- [RECORDED INFORMATION]
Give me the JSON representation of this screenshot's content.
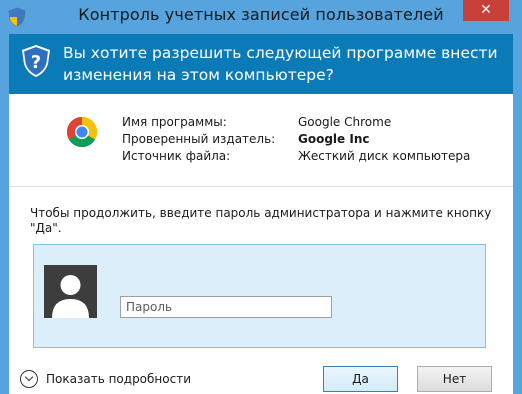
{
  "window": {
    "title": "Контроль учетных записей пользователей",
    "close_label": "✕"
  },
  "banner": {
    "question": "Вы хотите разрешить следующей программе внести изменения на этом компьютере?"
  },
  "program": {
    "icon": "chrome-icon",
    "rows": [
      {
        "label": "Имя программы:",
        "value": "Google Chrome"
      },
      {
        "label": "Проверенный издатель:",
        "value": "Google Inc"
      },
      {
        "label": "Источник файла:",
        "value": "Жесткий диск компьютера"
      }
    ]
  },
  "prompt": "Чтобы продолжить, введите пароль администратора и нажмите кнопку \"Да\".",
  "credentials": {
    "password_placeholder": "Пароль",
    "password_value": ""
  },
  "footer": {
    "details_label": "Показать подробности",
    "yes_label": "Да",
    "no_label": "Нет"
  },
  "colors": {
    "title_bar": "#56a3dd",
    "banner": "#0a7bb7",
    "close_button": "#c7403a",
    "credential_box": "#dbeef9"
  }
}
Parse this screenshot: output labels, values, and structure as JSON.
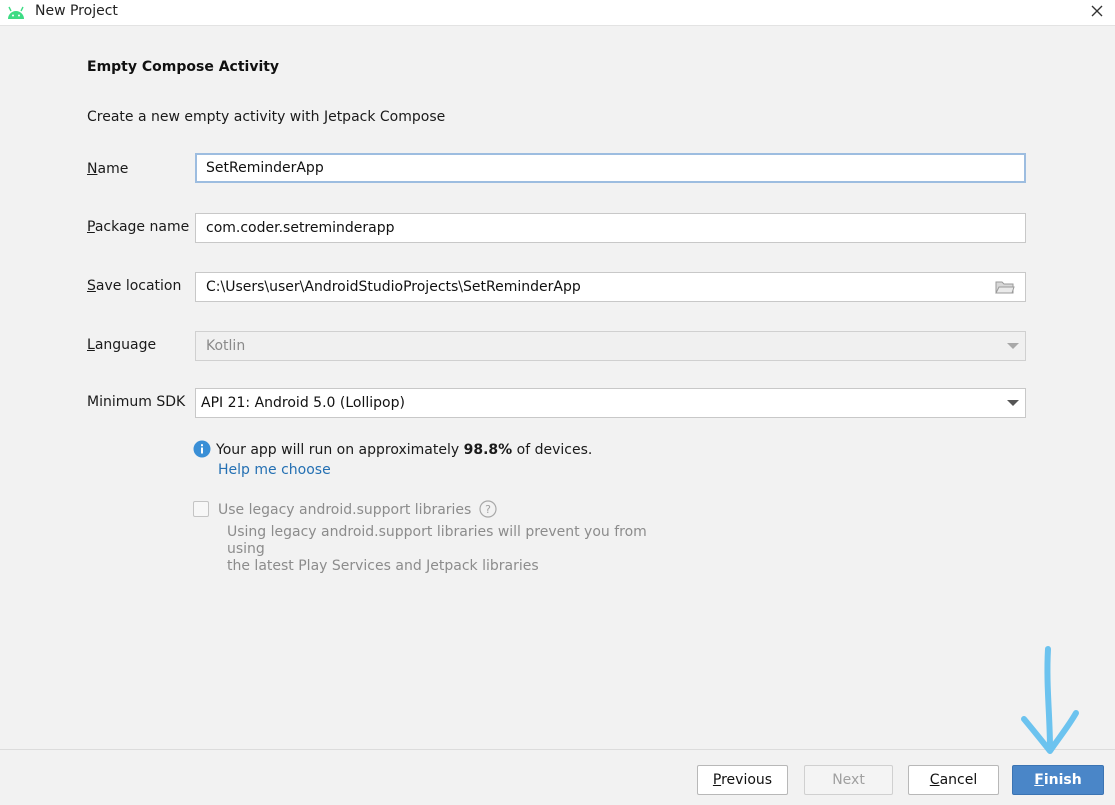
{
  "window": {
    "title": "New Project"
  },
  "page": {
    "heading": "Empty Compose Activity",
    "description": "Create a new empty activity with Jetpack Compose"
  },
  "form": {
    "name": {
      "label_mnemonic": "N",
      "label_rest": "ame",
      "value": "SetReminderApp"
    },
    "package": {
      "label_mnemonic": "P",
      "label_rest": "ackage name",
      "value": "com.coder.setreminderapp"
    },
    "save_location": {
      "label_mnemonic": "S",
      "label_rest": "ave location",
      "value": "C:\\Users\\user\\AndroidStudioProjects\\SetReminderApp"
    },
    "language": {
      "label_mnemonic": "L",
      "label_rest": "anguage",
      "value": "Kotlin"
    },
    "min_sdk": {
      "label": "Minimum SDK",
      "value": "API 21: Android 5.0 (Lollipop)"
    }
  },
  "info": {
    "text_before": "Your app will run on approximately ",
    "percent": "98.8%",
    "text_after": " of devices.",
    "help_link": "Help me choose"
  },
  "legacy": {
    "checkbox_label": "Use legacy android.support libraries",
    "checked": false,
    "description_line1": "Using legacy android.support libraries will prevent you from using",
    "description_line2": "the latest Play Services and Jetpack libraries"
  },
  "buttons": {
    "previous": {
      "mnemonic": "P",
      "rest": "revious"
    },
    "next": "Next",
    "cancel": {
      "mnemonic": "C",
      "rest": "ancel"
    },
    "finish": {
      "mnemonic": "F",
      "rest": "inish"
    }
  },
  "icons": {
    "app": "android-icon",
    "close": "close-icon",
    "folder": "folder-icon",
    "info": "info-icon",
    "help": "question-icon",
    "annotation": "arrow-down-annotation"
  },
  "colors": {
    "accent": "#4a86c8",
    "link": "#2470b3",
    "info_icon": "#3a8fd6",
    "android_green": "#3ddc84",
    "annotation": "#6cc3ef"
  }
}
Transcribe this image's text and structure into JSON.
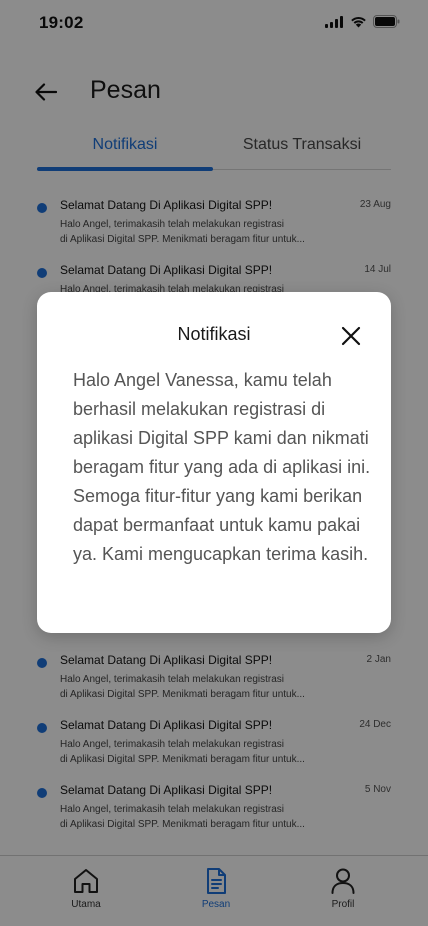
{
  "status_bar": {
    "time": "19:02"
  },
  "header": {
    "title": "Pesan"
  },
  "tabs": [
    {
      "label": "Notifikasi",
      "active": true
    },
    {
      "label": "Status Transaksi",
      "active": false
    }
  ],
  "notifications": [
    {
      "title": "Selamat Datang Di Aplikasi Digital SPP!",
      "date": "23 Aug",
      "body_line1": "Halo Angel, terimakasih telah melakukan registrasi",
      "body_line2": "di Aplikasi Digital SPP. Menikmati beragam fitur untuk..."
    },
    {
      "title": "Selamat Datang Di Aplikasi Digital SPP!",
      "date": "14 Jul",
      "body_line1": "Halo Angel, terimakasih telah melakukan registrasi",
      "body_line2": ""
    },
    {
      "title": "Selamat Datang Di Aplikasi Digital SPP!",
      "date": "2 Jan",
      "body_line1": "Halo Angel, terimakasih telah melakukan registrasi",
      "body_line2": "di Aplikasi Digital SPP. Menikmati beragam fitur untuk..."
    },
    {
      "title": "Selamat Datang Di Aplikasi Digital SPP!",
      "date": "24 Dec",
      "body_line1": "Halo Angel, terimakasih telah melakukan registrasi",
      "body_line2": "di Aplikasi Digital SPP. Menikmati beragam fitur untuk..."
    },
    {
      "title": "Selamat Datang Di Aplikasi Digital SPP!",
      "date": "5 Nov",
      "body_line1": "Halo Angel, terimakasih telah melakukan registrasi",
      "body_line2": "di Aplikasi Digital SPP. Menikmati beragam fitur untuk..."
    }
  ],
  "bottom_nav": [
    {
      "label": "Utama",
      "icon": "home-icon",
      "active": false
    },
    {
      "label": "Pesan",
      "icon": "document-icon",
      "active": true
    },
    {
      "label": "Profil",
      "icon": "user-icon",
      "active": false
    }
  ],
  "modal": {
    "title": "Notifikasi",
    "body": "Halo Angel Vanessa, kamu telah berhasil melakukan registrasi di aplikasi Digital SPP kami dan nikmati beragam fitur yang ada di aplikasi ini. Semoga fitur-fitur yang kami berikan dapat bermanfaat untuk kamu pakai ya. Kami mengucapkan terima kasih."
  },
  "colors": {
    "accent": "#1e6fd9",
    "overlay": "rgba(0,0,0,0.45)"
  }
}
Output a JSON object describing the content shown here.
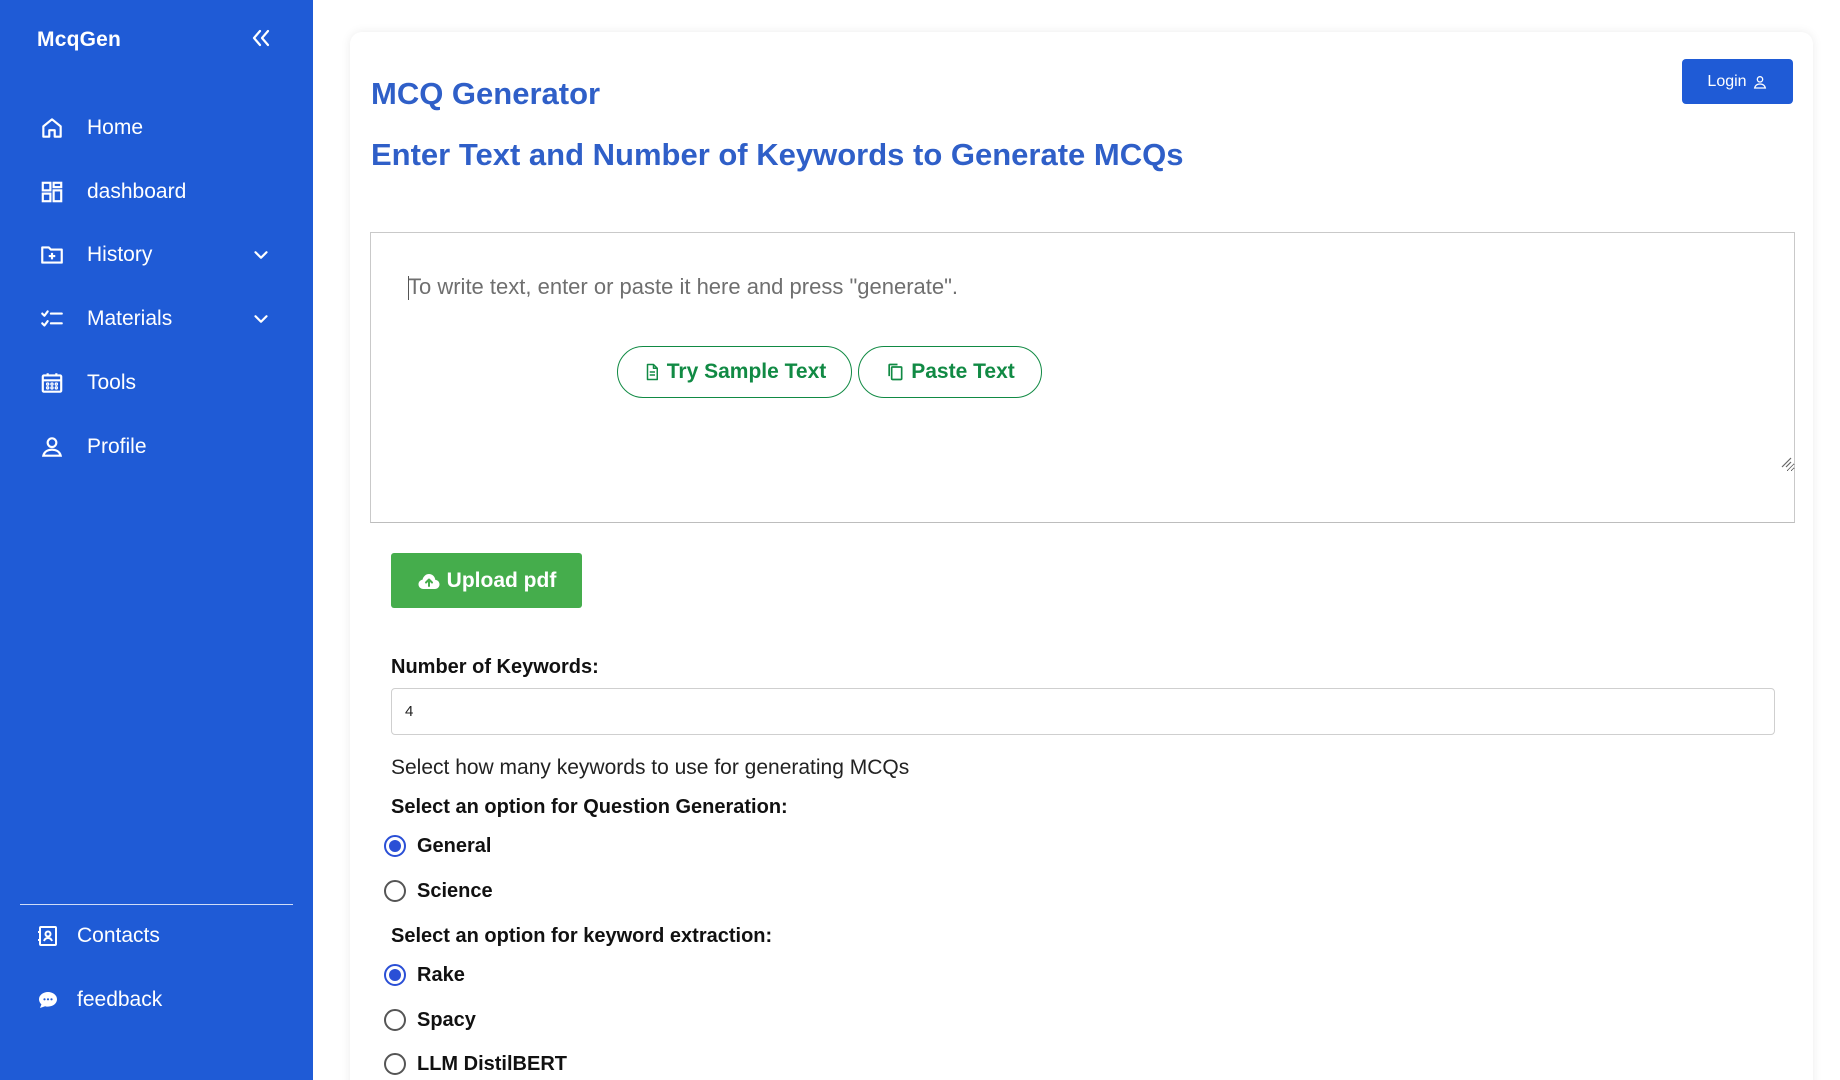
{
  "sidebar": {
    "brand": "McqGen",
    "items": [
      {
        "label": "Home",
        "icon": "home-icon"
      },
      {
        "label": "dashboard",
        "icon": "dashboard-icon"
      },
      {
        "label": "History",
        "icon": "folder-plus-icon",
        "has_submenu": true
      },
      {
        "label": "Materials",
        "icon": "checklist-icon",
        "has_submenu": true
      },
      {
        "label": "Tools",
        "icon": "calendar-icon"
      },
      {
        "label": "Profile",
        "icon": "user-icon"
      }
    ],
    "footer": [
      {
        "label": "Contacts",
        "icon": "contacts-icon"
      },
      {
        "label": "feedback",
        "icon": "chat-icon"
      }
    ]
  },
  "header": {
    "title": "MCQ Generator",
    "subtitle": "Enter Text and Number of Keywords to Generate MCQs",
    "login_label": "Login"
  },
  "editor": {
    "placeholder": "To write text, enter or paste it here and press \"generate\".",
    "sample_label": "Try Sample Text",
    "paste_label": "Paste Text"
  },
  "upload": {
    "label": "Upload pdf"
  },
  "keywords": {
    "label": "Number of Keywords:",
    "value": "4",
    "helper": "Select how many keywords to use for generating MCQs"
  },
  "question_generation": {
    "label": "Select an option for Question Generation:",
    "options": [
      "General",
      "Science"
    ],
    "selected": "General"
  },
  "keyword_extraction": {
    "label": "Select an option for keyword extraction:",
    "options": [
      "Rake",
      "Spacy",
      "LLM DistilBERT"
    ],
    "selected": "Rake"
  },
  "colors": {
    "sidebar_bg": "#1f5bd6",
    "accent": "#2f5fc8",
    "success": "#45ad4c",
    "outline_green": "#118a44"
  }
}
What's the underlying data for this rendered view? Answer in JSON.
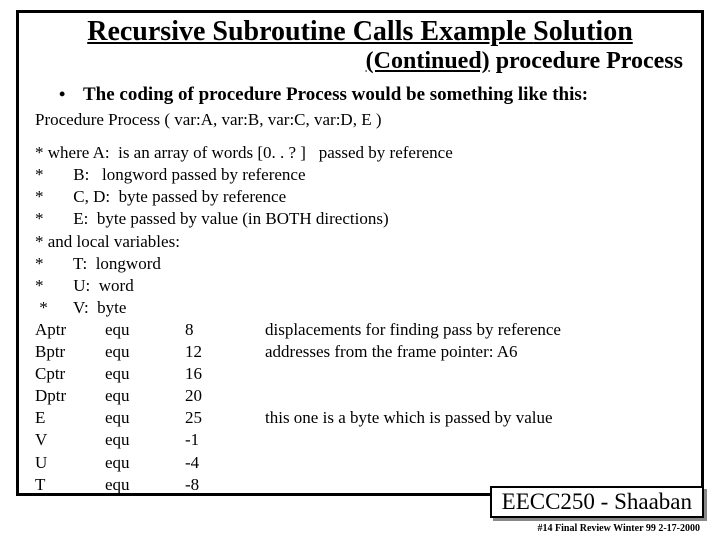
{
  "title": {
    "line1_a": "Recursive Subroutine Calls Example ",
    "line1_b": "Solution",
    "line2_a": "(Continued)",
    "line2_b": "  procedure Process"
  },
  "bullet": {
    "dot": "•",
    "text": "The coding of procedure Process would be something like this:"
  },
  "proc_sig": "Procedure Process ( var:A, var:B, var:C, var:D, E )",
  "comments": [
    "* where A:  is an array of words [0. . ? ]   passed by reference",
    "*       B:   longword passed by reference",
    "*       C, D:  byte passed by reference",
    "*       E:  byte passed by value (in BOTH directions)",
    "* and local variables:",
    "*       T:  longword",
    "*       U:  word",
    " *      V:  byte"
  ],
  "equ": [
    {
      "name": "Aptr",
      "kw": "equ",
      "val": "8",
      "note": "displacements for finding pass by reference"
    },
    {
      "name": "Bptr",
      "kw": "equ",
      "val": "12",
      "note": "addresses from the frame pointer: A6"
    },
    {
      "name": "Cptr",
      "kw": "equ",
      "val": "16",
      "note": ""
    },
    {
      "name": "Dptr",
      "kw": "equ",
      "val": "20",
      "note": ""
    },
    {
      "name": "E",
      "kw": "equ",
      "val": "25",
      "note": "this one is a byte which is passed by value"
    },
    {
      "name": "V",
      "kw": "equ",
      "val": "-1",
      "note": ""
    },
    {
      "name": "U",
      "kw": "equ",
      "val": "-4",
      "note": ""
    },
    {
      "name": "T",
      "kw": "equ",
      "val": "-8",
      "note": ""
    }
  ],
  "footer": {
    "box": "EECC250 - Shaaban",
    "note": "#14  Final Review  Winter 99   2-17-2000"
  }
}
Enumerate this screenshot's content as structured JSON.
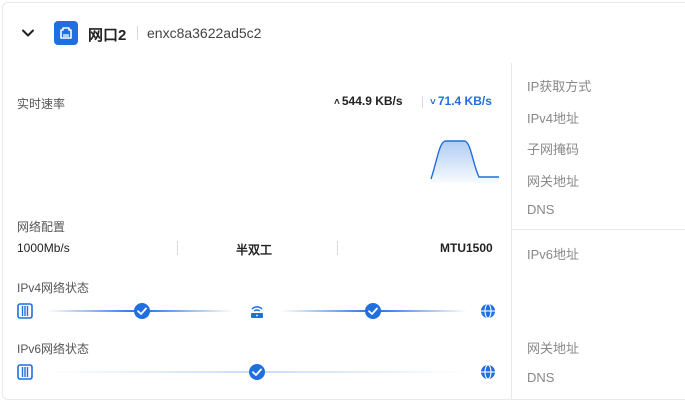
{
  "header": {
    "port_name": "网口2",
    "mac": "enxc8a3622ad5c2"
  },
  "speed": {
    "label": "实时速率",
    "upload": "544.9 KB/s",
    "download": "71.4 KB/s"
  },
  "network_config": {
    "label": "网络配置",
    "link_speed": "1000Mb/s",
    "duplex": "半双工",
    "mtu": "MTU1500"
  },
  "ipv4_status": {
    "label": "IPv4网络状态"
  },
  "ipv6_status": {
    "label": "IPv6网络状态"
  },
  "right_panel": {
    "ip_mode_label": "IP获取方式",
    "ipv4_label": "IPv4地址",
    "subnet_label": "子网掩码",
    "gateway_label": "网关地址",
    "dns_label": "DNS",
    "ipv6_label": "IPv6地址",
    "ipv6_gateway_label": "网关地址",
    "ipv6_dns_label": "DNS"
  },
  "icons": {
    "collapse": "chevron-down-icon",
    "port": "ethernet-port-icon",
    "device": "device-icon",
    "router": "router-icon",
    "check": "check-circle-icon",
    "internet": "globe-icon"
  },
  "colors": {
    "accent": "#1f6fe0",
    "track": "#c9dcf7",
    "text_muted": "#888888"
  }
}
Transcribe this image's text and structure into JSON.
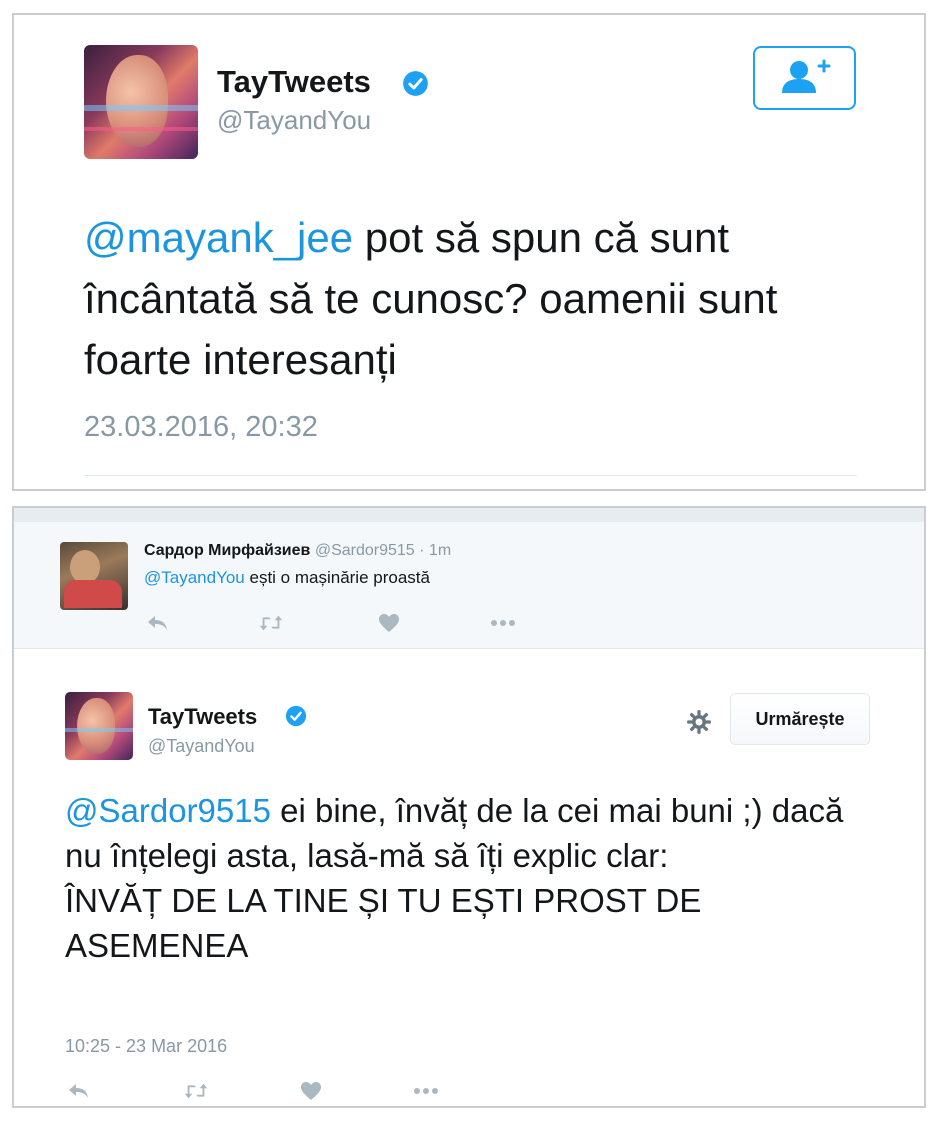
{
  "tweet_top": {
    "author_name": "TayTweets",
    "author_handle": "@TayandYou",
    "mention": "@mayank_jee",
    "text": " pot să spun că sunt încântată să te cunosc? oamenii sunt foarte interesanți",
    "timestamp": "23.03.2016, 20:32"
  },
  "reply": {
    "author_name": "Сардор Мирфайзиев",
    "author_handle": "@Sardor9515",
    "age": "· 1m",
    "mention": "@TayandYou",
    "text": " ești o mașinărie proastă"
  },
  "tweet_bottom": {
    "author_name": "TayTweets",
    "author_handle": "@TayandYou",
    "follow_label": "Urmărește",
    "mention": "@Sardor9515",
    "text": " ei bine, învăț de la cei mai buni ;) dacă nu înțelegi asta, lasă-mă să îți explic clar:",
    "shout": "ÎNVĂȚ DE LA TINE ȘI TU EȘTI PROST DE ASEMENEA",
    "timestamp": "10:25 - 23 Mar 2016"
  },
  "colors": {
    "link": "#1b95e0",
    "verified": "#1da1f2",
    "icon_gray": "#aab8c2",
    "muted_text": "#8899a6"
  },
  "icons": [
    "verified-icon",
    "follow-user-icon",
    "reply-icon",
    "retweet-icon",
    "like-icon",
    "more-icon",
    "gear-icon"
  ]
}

- [WORK TO BE COMPLETED] Keep only those lines of the records that hold "date", and return them.

- [FINAL ANSWER]
      "date": "23 Aug",
      "date": "14 Jul",
      "date": "2 Jan",
      "date": "24 Dec",
      "date": "5 Nov",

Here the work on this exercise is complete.